**Given task:**
Read the records below and copy each line that contains "Schäden".
## BEGIN Data to process
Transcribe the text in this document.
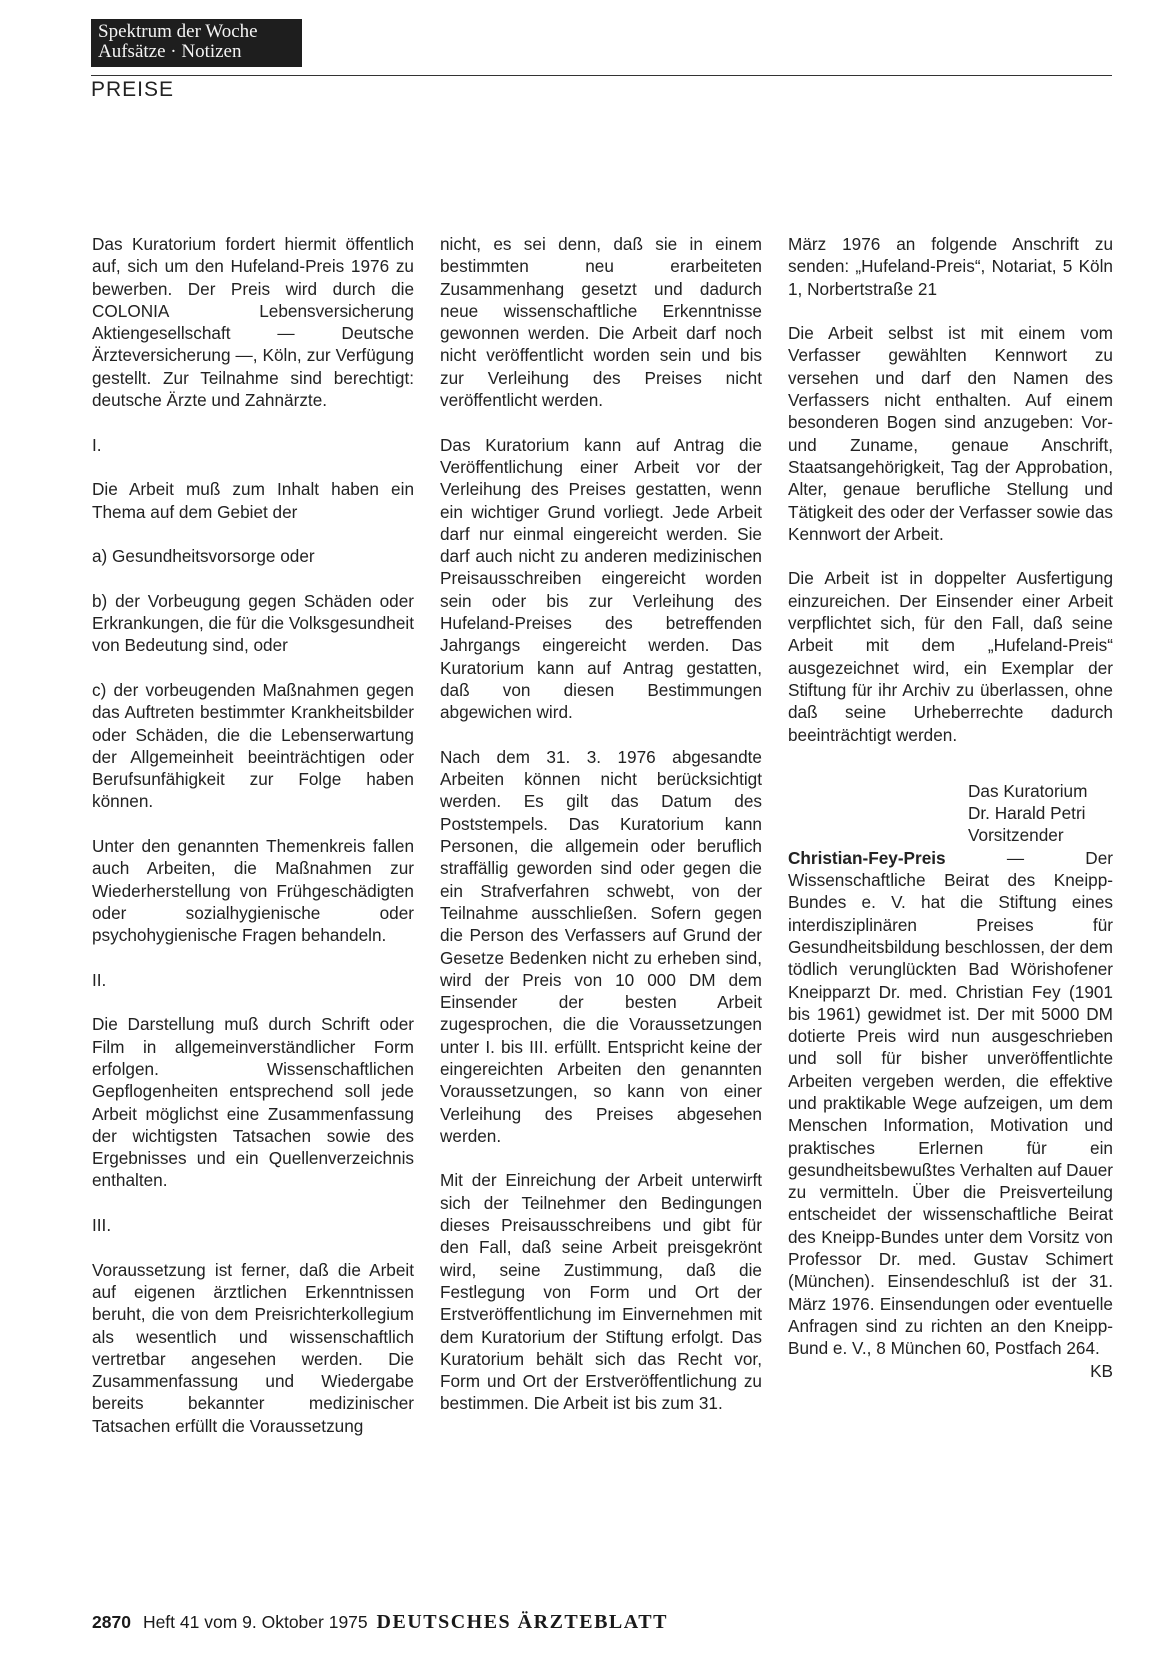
Spektrum der Woche
Aufsätze · Notizen
PREISE

Das Kuratorium fordert hiermit öffentlich auf, sich um den Hufeland-Preis 1976 zu bewerben. Der Preis wird durch die COLONIA Lebensversicherung Aktiengesellschaft — Deutsche Ärzteversicherung —, Köln, zur Verfügung gestellt. Zur Teilnahme sind berechtigt: deutsche Ärzte und Zahnärzte.

I.

Die Arbeit muß zum Inhalt haben ein Thema auf dem Gebiet der

a) Gesundheitsvorsorge oder

b) der Vorbeugung gegen Schäden oder Erkrankungen, die für die Volksgesundheit von Bedeutung sind, oder

c) der vorbeugenden Maßnahmen gegen das Auftreten bestimmter Krankheitsbilder oder Schäden, die die Lebenserwartung der Allgemeinheit beeinträchtigen oder Berufsunfähigkeit zur Folge haben können.

Unter den genannten Themenkreis fallen auch Arbeiten, die Maßnahmen zur Wiederherstellung von Frühgeschädigten oder sozialhygienische oder psychohygienische Fragen behandeln.

II.

Die Darstellung muß durch Schrift oder Film in allgemeinverständlicher Form erfolgen. Wissenschaftlichen Gepflogenheiten entsprechend soll jede Arbeit möglichst eine Zusammenfassung der wichtigsten Tatsachen sowie des Ergebnisses und ein Quellenverzeichnis enthalten.

III.

Voraussetzung ist ferner, daß die Arbeit auf eigenen ärztlichen Erkenntnissen beruht, die von dem Preisrichterkollegium als wesentlich und wissenschaftlich vertretbar angesehen werden. Die Zusammenfassung und Wiedergabe bereits bekannter medizinischer Tatsachen erfüllt die Voraussetzung

nicht, es sei denn, daß sie in einem bestimmten neu erarbeiteten Zusammenhang gesetzt und dadurch neue wissenschaftliche Erkenntnisse gewonnen werden. Die Arbeit darf noch nicht veröffentlicht worden sein und bis zur Verleihung des Preises nicht veröffentlicht werden.

Das Kuratorium kann auf Antrag die Veröffentlichung einer Arbeit vor der Verleihung des Preises gestatten, wenn ein wichtiger Grund vorliegt. Jede Arbeit darf nur einmal eingereicht werden. Sie darf auch nicht zu anderen medizinischen Preisausschreiben eingereicht worden sein oder bis zur Verleihung des Hufeland-Preises des betreffenden Jahrgangs eingereicht werden. Das Kuratorium kann auf Antrag gestatten, daß von diesen Bestimmungen abgewichen wird.

Nach dem 31. 3. 1976 abgesandte Arbeiten können nicht berücksichtigt werden. Es gilt das Datum des Poststempels. Das Kuratorium kann Personen, die allgemein oder beruflich straffällig geworden sind oder gegen die ein Strafverfahren schwebt, von der Teilnahme ausschließen. Sofern gegen die Person des Verfassers auf Grund der Gesetze Bedenken nicht zu erheben sind, wird der Preis von 10 000 DM dem Einsender der besten Arbeit zugesprochen, die die Voraussetzungen unter I. bis III. erfüllt. Entspricht keine der eingereichten Arbeiten den genannten Voraussetzungen, so kann von einer Verleihung des Preises abgesehen werden.

Mit der Einreichung der Arbeit unterwirft sich der Teilnehmer den Bedingungen dieses Preisausschreibens und gibt für den Fall, daß seine Arbeit preisgekrönt wird, seine Zustimmung, daß die Festlegung von Form und Ort der Erstveröffentlichung im Einvernehmen mit dem Kuratorium der Stiftung erfolgt. Das Kuratorium behält sich das Recht vor, Form und Ort der Erstveröffentlichung zu bestimmen. Die Arbeit ist bis zum 31.

März 1976 an folgende Anschrift zu senden: „Hufeland-Preis“, Notariat, 5 Köln 1, Norbertstraße 21

Die Arbeit selbst ist mit einem vom Verfasser gewählten Kennwort zu versehen und darf den Namen des Verfassers nicht enthalten. Auf einem besonderen Bogen sind anzugeben: Vor- und Zuname, genaue Anschrift, Staatsangehörigkeit, Tag der Approbation, Alter, genaue berufliche Stellung und Tätigkeit des oder der Verfasser sowie das Kennwort der Arbeit.

Die Arbeit ist in doppelter Ausfertigung einzureichen. Der Einsender einer Arbeit verpflichtet sich, für den Fall, daß seine Arbeit mit dem „Hufeland-Preis“ ausgezeichnet wird, ein Exemplar der Stiftung für ihr Archiv zu überlassen, ohne daß seine Urheberrechte dadurch beeinträchtigt werden.

Das Kuratorium
Dr. Harald Petri
Vorsitzender

Christian-Fey-Preis — Der Wissenschaftliche Beirat des Kneipp-Bundes e. V. hat die Stiftung eines interdisziplinären Preises für Gesundheitsbildung beschlossen, der dem tödlich verunglückten Bad Wörishofener Kneipparzt Dr. med. Christian Fey (1901 bis 1961) gewidmet ist. Der mit 5000 DM dotierte Preis wird nun ausgeschrieben und soll für bisher unveröffentlichte Arbeiten vergeben werden, die effektive und praktikable Wege aufzeigen, um dem Menschen Information, Motivation und praktisches Erlernen für ein gesundheitsbewußtes Verhalten auf Dauer zu vermitteln. Über die Preisverteilung entscheidet der wissenschaftliche Beirat des Kneipp-Bundes unter dem Vorsitz von Professor Dr. med. Gustav Schimert (München). Einsendeschluß ist der 31. März 1976. Einsendungen oder eventuelle Anfragen sind zu richten an den Kneipp-Bund e. V., 8 München 60, Postfach 264.
KB

2870 Heft 41 vom 9. Oktober 1975 DEUTSCHES ÄRZTEBLATT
## END Data to process
**Result of this task:**
b) der Vorbeugung gegen Schäden oder Erkrankungen, die für die Volksgesundheit von Bedeutung sind, oder
c) der vorbeugenden Maßnahmen gegen das Auftreten bestimmter Krankheitsbilder oder Schäden, die die Lebenserwartung der Allgemeinheit beeinträchtigen oder Berufsunfähigkeit zur Folge haben können.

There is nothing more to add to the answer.